• Supplied material:
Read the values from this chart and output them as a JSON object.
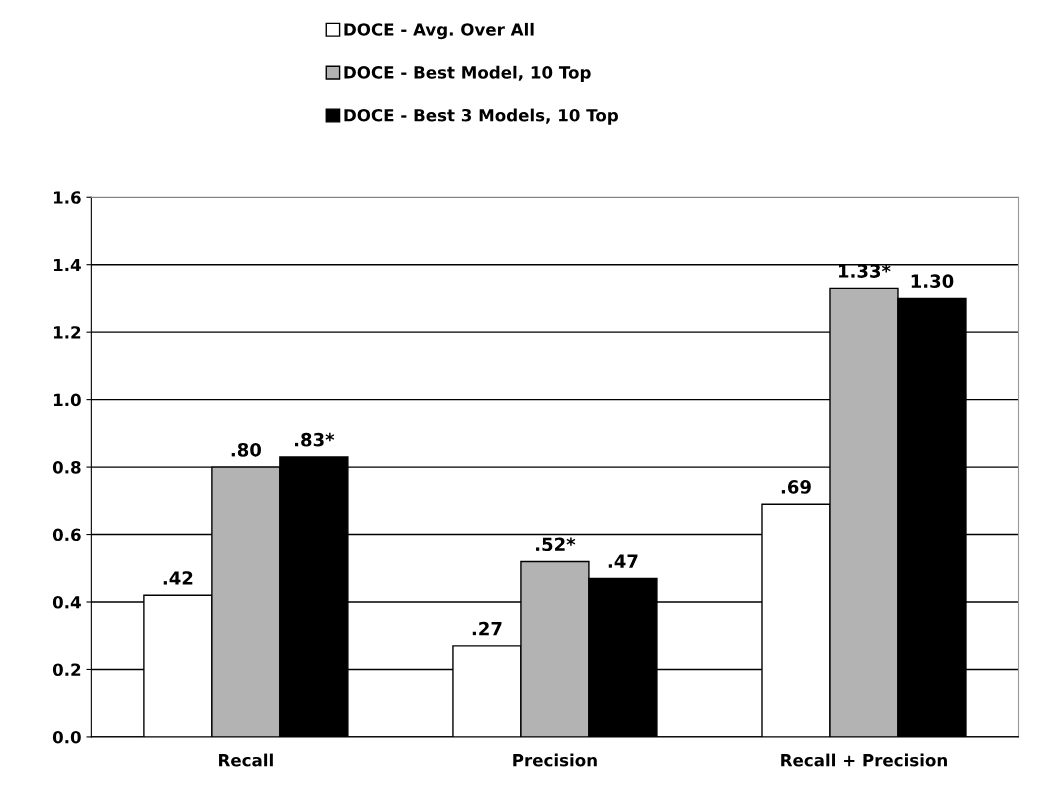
{
  "chart_data": {
    "type": "bar",
    "categories": [
      "Recall",
      "Precision",
      "Recall + Precision"
    ],
    "series": [
      {
        "name": "DOCE - Avg. Over All",
        "color": "#ffffff",
        "values": [
          0.42,
          0.27,
          0.69
        ],
        "value_labels": [
          ".42",
          ".27",
          ".69"
        ]
      },
      {
        "name": "DOCE - Best Model, 10 Top",
        "color": "#b3b3b3",
        "values": [
          0.8,
          0.52,
          1.33
        ],
        "value_labels": [
          ".80",
          ".52*",
          "1.33*"
        ]
      },
      {
        "name": "DOCE - Best 3 Models, 10 Top",
        "color": "#000000",
        "values": [
          0.83,
          0.47,
          1.3
        ],
        "value_labels": [
          ".83*",
          ".47",
          "1.30"
        ]
      }
    ],
    "ylim": [
      0,
      1.6
    ],
    "yticks": [
      {
        "value": 0,
        "label": "0.0"
      },
      {
        "value": 0.2,
        "label": "0.2"
      },
      {
        "value": 0.4,
        "label": "0.4"
      },
      {
        "value": 0.6,
        "label": "0.6"
      },
      {
        "value": 0.8,
        "label": "0.8"
      },
      {
        "value": 1.0,
        "label": "1.0"
      },
      {
        "value": 1.2,
        "label": "1.2"
      },
      {
        "value": 1.4,
        "label": "1.4"
      },
      {
        "value": 1.6,
        "label": "1.6"
      }
    ],
    "grid": "y",
    "legend": "top"
  }
}
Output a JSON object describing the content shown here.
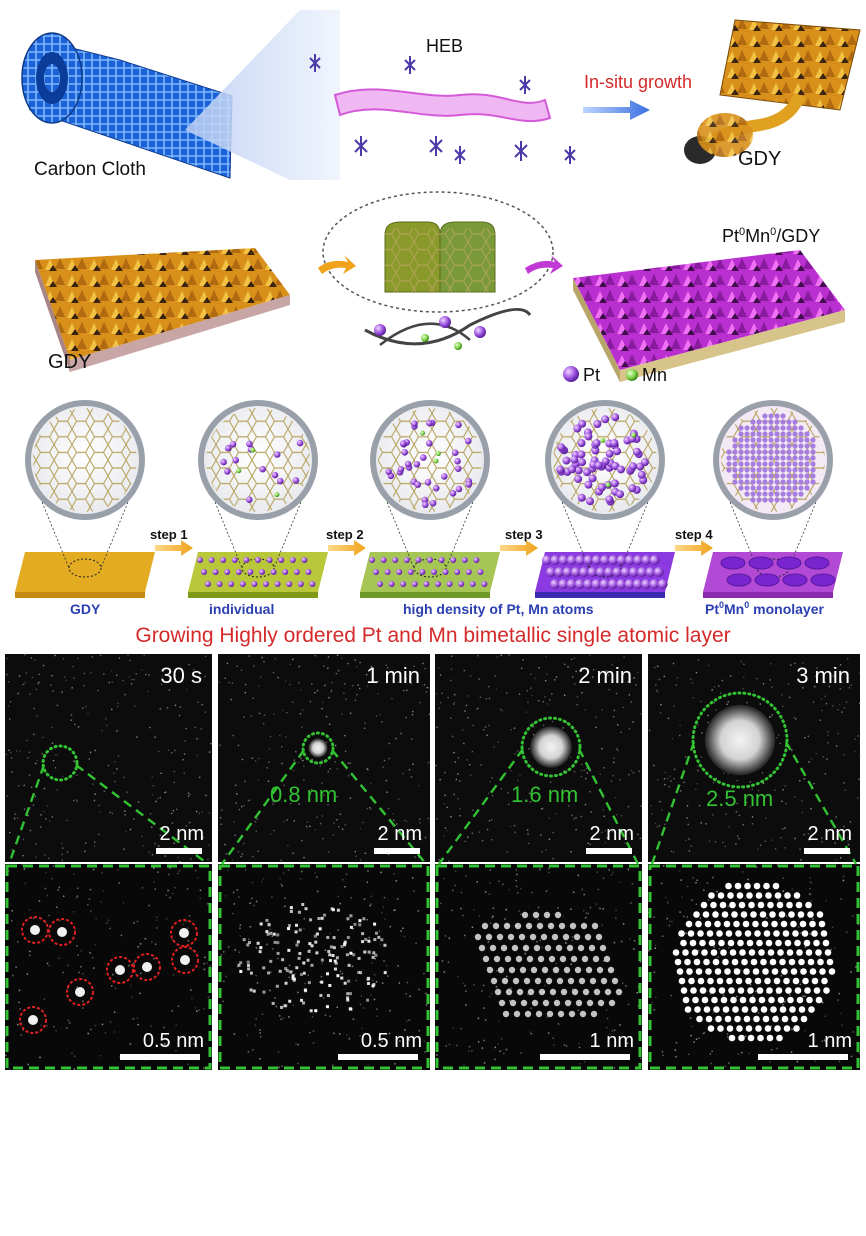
{
  "top": {
    "carbon_cloth_label": "Carbon Cloth",
    "heb_label": "HEB",
    "insitu_label": "In-situ growth",
    "gdy_label": "GDY"
  },
  "middle": {
    "gdy_label": "GDY",
    "ptmn_prefix": "Pt",
    "ptmn_sup1": "0",
    "ptmn_mid": "Mn",
    "ptmn_sup2": "0",
    "ptmn_suffix": "/GDY"
  },
  "legend": {
    "pt_label": "Pt",
    "mn_label": "Mn"
  },
  "steps": {
    "items": [
      "step 1",
      "step 2",
      "step 3",
      "step 4"
    ],
    "captions": [
      "GDY",
      "individual",
      "high density of Pt, Mn atoms",
      "Pt",
      "0",
      "Mn",
      "0",
      " monolayer"
    ]
  },
  "headline": "Growing Highly ordered Pt and Mn bimetallic single atomic layer",
  "tem": {
    "panels": [
      {
        "time": "30 s",
        "size": "",
        "scale_top": "2 nm",
        "scale_bottom": "0.5 nm"
      },
      {
        "time": "1 min",
        "size": "0.8 nm",
        "scale_top": "2 nm",
        "scale_bottom": "0.5 nm"
      },
      {
        "time": "2 min",
        "size": "1.6 nm",
        "scale_top": "2 nm",
        "scale_bottom": "1 nm"
      },
      {
        "time": "3 min",
        "size": "2.5 nm",
        "scale_top": "2 nm",
        "scale_bottom": "1 nm"
      }
    ]
  },
  "colors": {
    "gdy_gold": "#e9a51b",
    "magenta": "#c23ad6",
    "headline_red": "#d42a2a",
    "step_blue": "#2b3fb0",
    "dash_green": "#33c233",
    "cloth_blue": "#1d6fe0"
  }
}
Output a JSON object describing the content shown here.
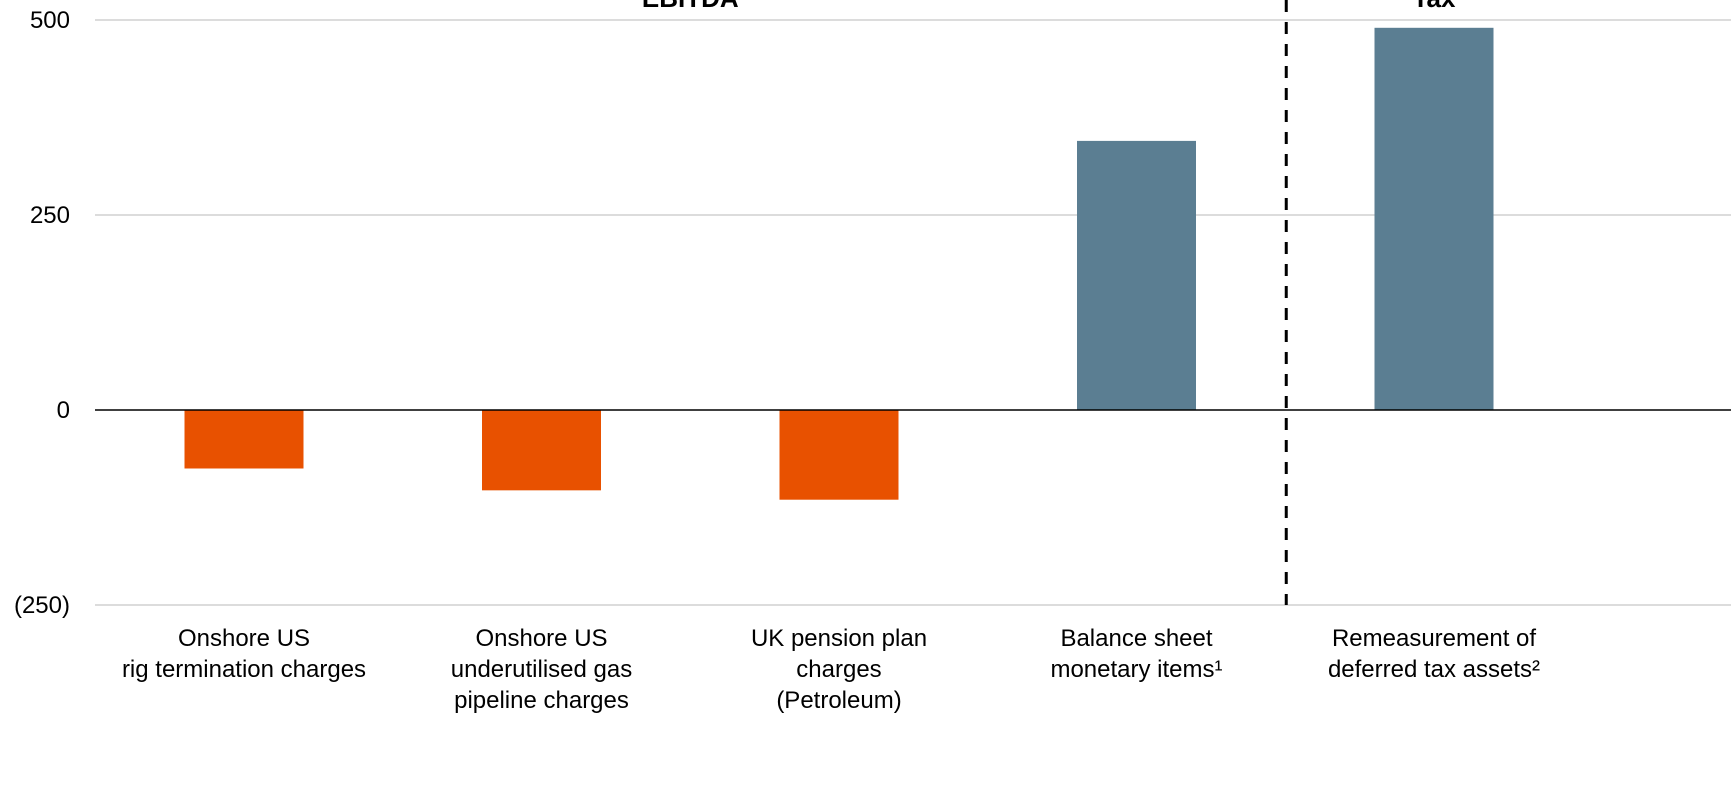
{
  "chart_data": {
    "type": "bar",
    "categories": [
      [
        "Onshore US",
        "rig termination charges"
      ],
      [
        "Onshore US",
        "underutilised gas",
        "pipeline charges"
      ],
      [
        "UK pension plan",
        "charges",
        "(Petroleum)"
      ],
      [
        "Balance sheet",
        "monetary items¹"
      ],
      [
        "Remeasurement of",
        "deferred tax assets²"
      ]
    ],
    "values": [
      -75,
      -103,
      -115,
      345,
      490
    ],
    "bar_colors": [
      "#E85100",
      "#E85100",
      "#E85100",
      "#5B7E92",
      "#5B7E92"
    ],
    "y_ticks": [
      {
        "value": 500,
        "label": "500"
      },
      {
        "value": 250,
        "label": "250"
      },
      {
        "value": 0,
        "label": "0"
      },
      {
        "value": -250,
        "label": "(250)"
      }
    ],
    "ylim": [
      -250,
      500
    ],
    "section_labels": [
      {
        "text": "EBITDA",
        "center_category": 1.5
      },
      {
        "text": "Tax",
        "center_category": 4
      }
    ],
    "divider_after_category": 3,
    "grid": true
  }
}
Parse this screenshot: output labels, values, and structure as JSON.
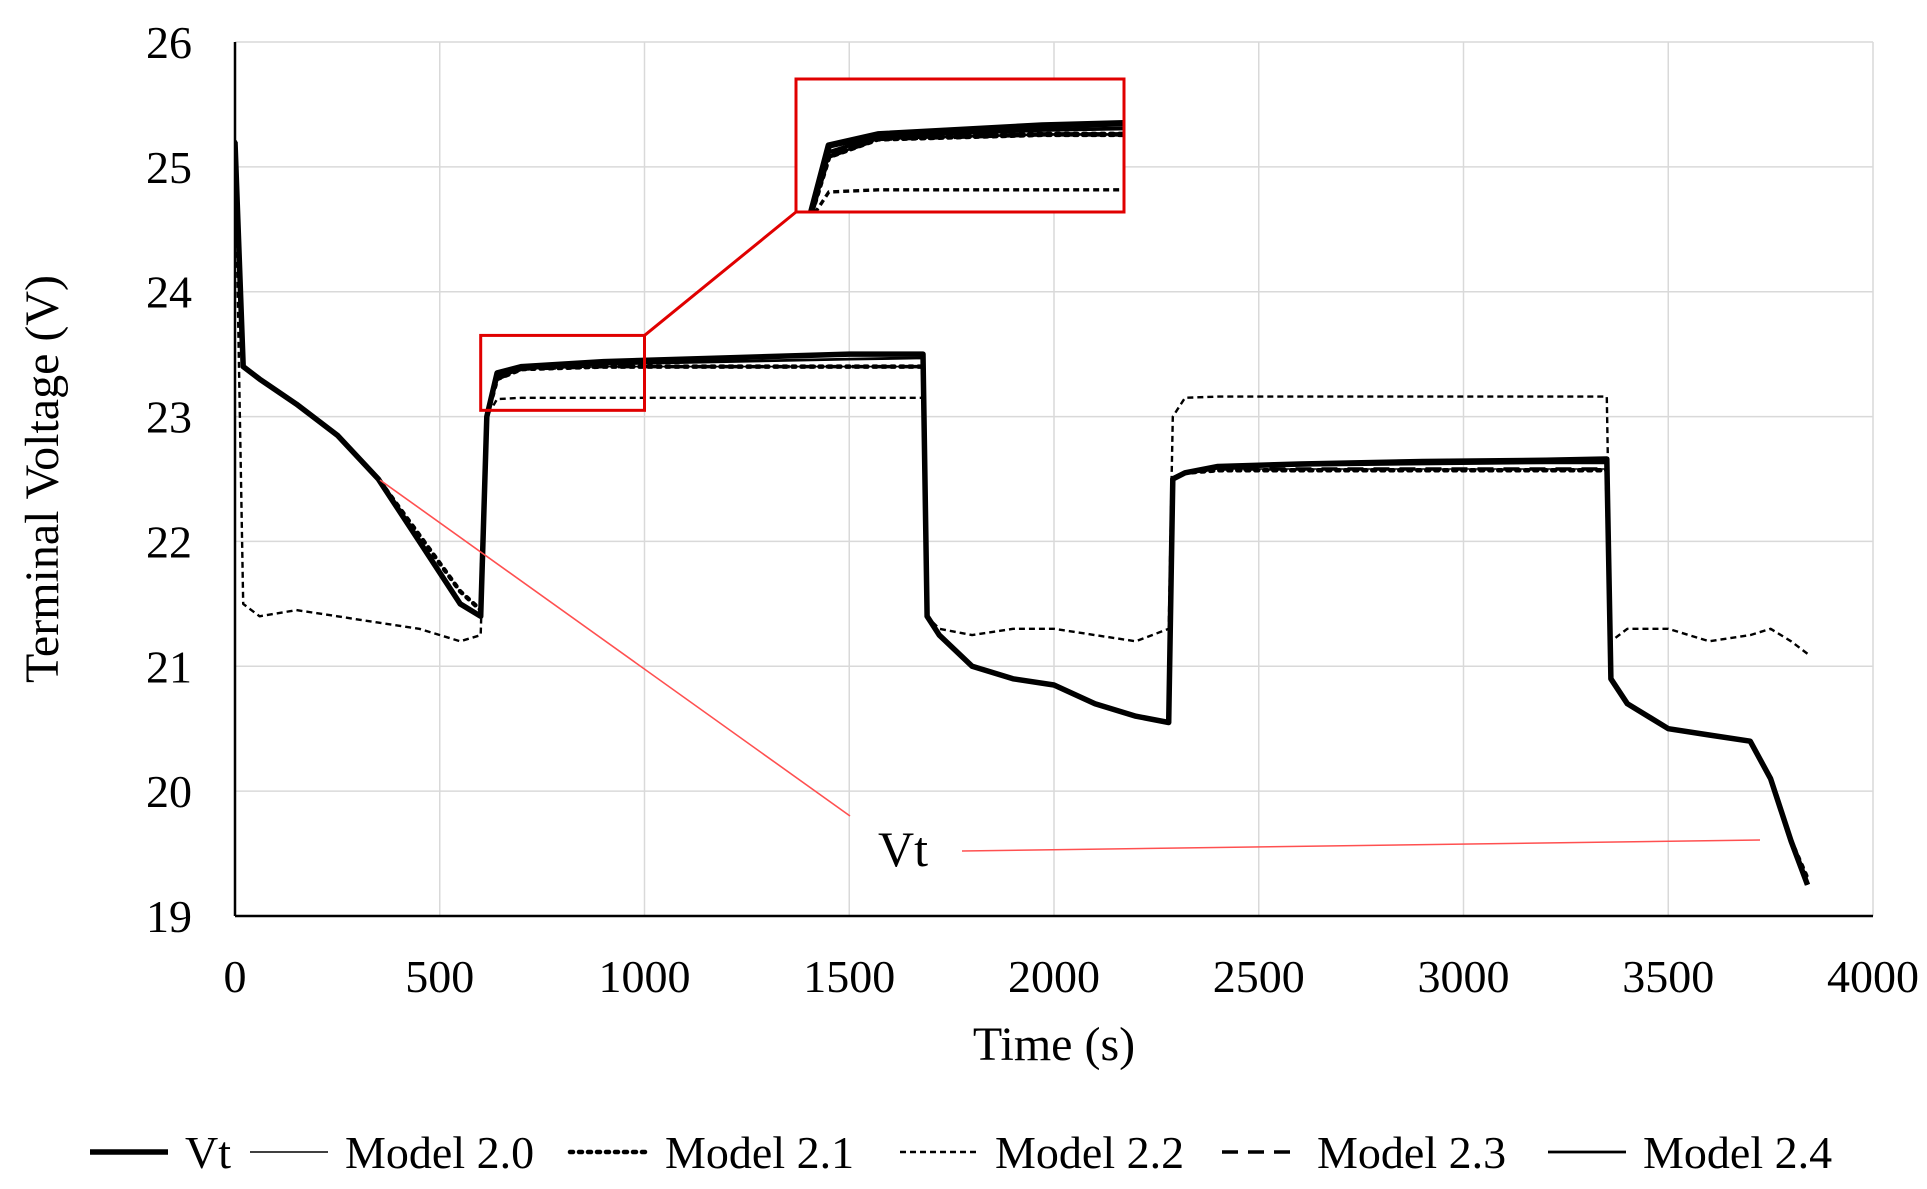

• Exercise goal: Transcribe every line from the records above without alteration, and leave out the images.

• Reply:
Read the values from this chart and output them as a JSON object.
{
  "chart_data": {
    "type": "bar",
    "categories": [
      "Recall",
      "Precision",
      "Recall + Precision"
    ],
    "series": [
      {
        "name": "DOCE - Avg. Over All",
        "color": "#ffffff",
        "values": [
          0.42,
          0.27,
          0.69
        ],
        "value_labels": [
          ".42",
          ".27",
          ".69"
        ]
      },
      {
        "name": "DOCE - Best Model, 10 Top",
        "color": "#b3b3b3",
        "values": [
          0.8,
          0.52,
          1.33
        ],
        "value_labels": [
          ".80",
          ".52*",
          "1.33*"
        ]
      },
      {
        "name": "DOCE - Best 3 Models, 10 Top",
        "color": "#000000",
        "values": [
          0.83,
          0.47,
          1.3
        ],
        "value_labels": [
          ".83*",
          ".47",
          "1.30"
        ]
      }
    ],
    "ylim": [
      0,
      1.6
    ],
    "yticks": [
      {
        "value": 0,
        "label": "0.0"
      },
      {
        "value": 0.2,
        "label": "0.2"
      },
      {
        "value": 0.4,
        "label": "0.4"
      },
      {
        "value": 0.6,
        "label": "0.6"
      },
      {
        "value": 0.8,
        "label": "0.8"
      },
      {
        "value": 1.0,
        "label": "1.0"
      },
      {
        "value": 1.2,
        "label": "1.2"
      },
      {
        "value": 1.4,
        "label": "1.4"
      },
      {
        "value": 1.6,
        "label": "1.6"
      }
    ],
    "grid": "y",
    "legend": "top"
  }
}
Output a JSON object describing the content shown here.
{
  "top": {
    "carbon_cloth_label": "Carbon Cloth",
    "heb_label": "HEB",
    "insitu_label": "In-situ growth",
    "gdy_label": "GDY"
  },
  "middle": {
    "gdy_label": "GDY",
    "ptmn_prefix": "Pt",
    "ptmn_sup1": "0",
    "ptmn_mid": "Mn",
    "ptmn_sup2": "0",
    "ptmn_suffix": "/GDY"
  },
  "legend": {
    "pt_label": "Pt",
    "mn_label": "Mn"
  },
  "steps": {
    "items": [
      "step 1",
      "step 2",
      "step 3",
      "step 4"
    ],
    "captions": [
      "GDY",
      "individual",
      "high density of Pt, Mn atoms",
      "Pt",
      "0",
      "Mn",
      "0",
      " monolayer"
    ]
  },
  "headline": "Growing Highly ordered Pt and Mn bimetallic single atomic layer",
  "tem": {
    "panels": [
      {
        "time": "30 s",
        "size": "",
        "scale_top": "2 nm",
        "scale_bottom": "0.5 nm"
      },
      {
        "time": "1 min",
        "size": "0.8 nm",
        "scale_top": "2 nm",
        "scale_bottom": "0.5 nm"
      },
      {
        "time": "2 min",
        "size": "1.6 nm",
        "scale_top": "2 nm",
        "scale_bottom": "1 nm"
      },
      {
        "time": "3 min",
        "size": "2.5 nm",
        "scale_top": "2 nm",
        "scale_bottom": "1 nm"
      }
    ]
  },
  "colors": {
    "gdy_gold": "#e9a51b",
    "magenta": "#c23ad6",
    "headline_red": "#d42a2a",
    "step_blue": "#2b3fb0",
    "dash_green": "#33c233",
    "cloth_blue": "#1d6fe0"
  }
}
Output a JSON object describing the content shown here.
{
  "chart_data": {
    "type": "bar",
    "categories": [
      [
        "Onshore US",
        "rig termination charges"
      ],
      [
        "Onshore US",
        "underutilised gas",
        "pipeline charges"
      ],
      [
        "UK pension plan",
        "charges",
        "(Petroleum)"
      ],
      [
        "Balance sheet",
        "monetary items¹"
      ],
      [
        "Remeasurement of",
        "deferred tax assets²"
      ]
    ],
    "values": [
      -75,
      -103,
      -115,
      345,
      490
    ],
    "bar_colors": [
      "#E85100",
      "#E85100",
      "#E85100",
      "#5B7E92",
      "#5B7E92"
    ],
    "y_ticks": [
      {
        "value": 500,
        "label": "500"
      },
      {
        "value": 250,
        "label": "250"
      },
      {
        "value": 0,
        "label": "0"
      },
      {
        "value": -250,
        "label": "(250)"
      }
    ],
    "ylim": [
      -250,
      500
    ],
    "section_labels": [
      {
        "text": "EBITDA",
        "center_category": 1.5
      },
      {
        "text": "Tax",
        "center_category": 4
      }
    ],
    "divider_after_category": 3,
    "grid": true
  }
}
Parse this screenshot: output labels, values, and structure as JSON.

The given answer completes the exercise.